═══ THE INPUT ═══
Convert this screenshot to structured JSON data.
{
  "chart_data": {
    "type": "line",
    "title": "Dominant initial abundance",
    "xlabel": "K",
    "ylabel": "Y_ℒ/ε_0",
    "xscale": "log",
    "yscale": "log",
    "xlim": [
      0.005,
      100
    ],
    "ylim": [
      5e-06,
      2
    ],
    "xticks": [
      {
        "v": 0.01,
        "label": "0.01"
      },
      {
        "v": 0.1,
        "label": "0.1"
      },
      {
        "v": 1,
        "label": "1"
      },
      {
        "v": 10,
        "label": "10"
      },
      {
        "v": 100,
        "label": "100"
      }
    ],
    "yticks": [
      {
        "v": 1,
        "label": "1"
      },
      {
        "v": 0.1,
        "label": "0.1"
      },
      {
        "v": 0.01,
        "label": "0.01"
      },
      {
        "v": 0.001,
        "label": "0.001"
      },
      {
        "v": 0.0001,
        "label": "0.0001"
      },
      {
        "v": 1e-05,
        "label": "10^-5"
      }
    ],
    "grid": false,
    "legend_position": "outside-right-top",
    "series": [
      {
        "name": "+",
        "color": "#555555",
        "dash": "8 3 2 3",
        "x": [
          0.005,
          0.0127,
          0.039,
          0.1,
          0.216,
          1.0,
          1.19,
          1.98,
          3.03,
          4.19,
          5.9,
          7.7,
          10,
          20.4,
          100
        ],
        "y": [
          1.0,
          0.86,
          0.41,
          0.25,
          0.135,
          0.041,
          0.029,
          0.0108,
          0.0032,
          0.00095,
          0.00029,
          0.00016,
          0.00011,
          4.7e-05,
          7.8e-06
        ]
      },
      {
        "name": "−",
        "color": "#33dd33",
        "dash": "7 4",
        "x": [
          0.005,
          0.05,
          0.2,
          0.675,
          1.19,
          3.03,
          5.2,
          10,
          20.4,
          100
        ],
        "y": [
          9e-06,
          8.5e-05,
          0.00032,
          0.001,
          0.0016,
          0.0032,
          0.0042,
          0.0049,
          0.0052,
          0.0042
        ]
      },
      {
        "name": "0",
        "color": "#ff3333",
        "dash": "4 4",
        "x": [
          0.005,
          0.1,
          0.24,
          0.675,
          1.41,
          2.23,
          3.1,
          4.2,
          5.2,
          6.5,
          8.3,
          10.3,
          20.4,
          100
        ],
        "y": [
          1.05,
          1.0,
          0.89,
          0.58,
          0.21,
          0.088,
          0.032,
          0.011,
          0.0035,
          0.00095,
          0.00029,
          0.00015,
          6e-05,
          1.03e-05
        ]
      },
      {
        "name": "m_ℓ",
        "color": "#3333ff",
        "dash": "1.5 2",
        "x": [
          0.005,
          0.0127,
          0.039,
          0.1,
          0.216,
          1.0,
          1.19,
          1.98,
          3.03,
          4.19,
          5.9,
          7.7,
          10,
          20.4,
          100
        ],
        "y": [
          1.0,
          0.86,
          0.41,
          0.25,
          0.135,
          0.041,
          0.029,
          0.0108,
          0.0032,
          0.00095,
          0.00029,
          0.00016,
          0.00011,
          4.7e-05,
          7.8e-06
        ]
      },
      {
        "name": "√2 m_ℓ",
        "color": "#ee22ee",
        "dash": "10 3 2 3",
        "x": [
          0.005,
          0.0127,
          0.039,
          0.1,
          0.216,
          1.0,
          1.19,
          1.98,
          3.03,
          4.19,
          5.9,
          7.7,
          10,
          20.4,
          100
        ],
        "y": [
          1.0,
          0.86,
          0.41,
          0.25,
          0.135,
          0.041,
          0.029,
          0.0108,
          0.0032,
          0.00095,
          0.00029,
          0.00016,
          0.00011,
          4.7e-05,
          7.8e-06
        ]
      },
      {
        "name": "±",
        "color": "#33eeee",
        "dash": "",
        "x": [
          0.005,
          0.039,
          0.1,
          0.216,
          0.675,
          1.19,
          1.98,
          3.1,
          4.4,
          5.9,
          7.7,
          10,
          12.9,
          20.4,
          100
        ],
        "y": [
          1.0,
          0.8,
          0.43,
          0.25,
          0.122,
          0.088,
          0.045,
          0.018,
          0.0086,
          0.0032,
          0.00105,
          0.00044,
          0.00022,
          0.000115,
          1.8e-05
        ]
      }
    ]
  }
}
═══
- GIVEN TASK -
Your task is to repeat the data exactly; please include every line.

- EXERCISE SOLUTION -
Convert this screenshot to structured JSON data.
{
  "chart_data": {
    "type": "line",
    "title": "Dominant initial abundance",
    "xlabel": "K",
    "ylabel": "Y_ℒ/ε_0",
    "xscale": "log",
    "yscale": "log",
    "xlim": [
      0.005,
      100
    ],
    "ylim": [
      5e-06,
      2
    ],
    "xticks": [
      {
        "v": 0.01,
        "label": "0.01"
      },
      {
        "v": 0.1,
        "label": "0.1"
      },
      {
        "v": 1,
        "label": "1"
      },
      {
        "v": 10,
        "label": "10"
      },
      {
        "v": 100,
        "label": "100"
      }
    ],
    "yticks": [
      {
        "v": 1,
        "label": "1"
      },
      {
        "v": 0.1,
        "label": "0.1"
      },
      {
        "v": 0.01,
        "label": "0.01"
      },
      {
        "v": 0.001,
        "label": "0.001"
      },
      {
        "v": 0.0001,
        "label": "0.0001"
      },
      {
        "v": 1e-05,
        "label": "10^-5"
      }
    ],
    "grid": false,
    "legend_position": "outside-right-top",
    "series": [
      {
        "name": "+",
        "color": "#555555",
        "dash": "8 3 2 3",
        "x": [
          0.005,
          0.0127,
          0.039,
          0.1,
          0.216,
          1.0,
          1.19,
          1.98,
          3.03,
          4.19,
          5.9,
          7.7,
          10,
          20.4,
          100
        ],
        "y": [
          1.0,
          0.86,
          0.41,
          0.25,
          0.135,
          0.041,
          0.029,
          0.0108,
          0.0032,
          0.00095,
          0.00029,
          0.00016,
          0.00011,
          4.7e-05,
          7.8e-06
        ]
      },
      {
        "name": "−",
        "color": "#33dd33",
        "dash": "7 4",
        "x": [
          0.005,
          0.05,
          0.2,
          0.675,
          1.19,
          3.03,
          5.2,
          10,
          20.4,
          100
        ],
        "y": [
          9e-06,
          8.5e-05,
          0.00032,
          0.001,
          0.0016,
          0.0032,
          0.0042,
          0.0049,
          0.0052,
          0.0042
        ]
      },
      {
        "name": "0",
        "color": "#ff3333",
        "dash": "4 4",
        "x": [
          0.005,
          0.1,
          0.24,
          0.675,
          1.41,
          2.23,
          3.1,
          4.2,
          5.2,
          6.5,
          8.3,
          10.3,
          20.4,
          100
        ],
        "y": [
          1.05,
          1.0,
          0.89,
          0.58,
          0.21,
          0.088,
          0.032,
          0.011,
          0.0035,
          0.00095,
          0.00029,
          0.00015,
          6e-05,
          1.03e-05
        ]
      },
      {
        "name": "m_ℓ",
        "color": "#3333ff",
        "dash": "1.5 2",
        "x": [
          0.005,
          0.0127,
          0.039,
          0.1,
          0.216,
          1.0,
          1.19,
          1.98,
          3.03,
          4.19,
          5.9,
          7.7,
          10,
          20.4,
          100
        ],
        "y": [
          1.0,
          0.86,
          0.41,
          0.25,
          0.135,
          0.041,
          0.029,
          0.0108,
          0.0032,
          0.00095,
          0.00029,
          0.00016,
          0.00011,
          4.7e-05,
          7.8e-06
        ]
      },
      {
        "name": "√2 m_ℓ",
        "color": "#ee22ee",
        "dash": "10 3 2 3",
        "x": [
          0.005,
          0.0127,
          0.039,
          0.1,
          0.216,
          1.0,
          1.19,
          1.98,
          3.03,
          4.19,
          5.9,
          7.7,
          10,
          20.4,
          100
        ],
        "y": [
          1.0,
          0.86,
          0.41,
          0.25,
          0.135,
          0.041,
          0.029,
          0.0108,
          0.0032,
          0.00095,
          0.00029,
          0.00016,
          0.00011,
          4.7e-05,
          7.8e-06
        ]
      },
      {
        "name": "±",
        "color": "#33eeee",
        "dash": "",
        "x": [
          0.005,
          0.039,
          0.1,
          0.216,
          0.675,
          1.19,
          1.98,
          3.1,
          4.4,
          5.9,
          7.7,
          10,
          12.9,
          20.4,
          100
        ],
        "y": [
          1.0,
          0.8,
          0.43,
          0.25,
          0.122,
          0.088,
          0.045,
          0.018,
          0.0086,
          0.0032,
          0.00105,
          0.00044,
          0.00022,
          0.000115,
          1.8e-05
        ]
      }
    ]
  }
}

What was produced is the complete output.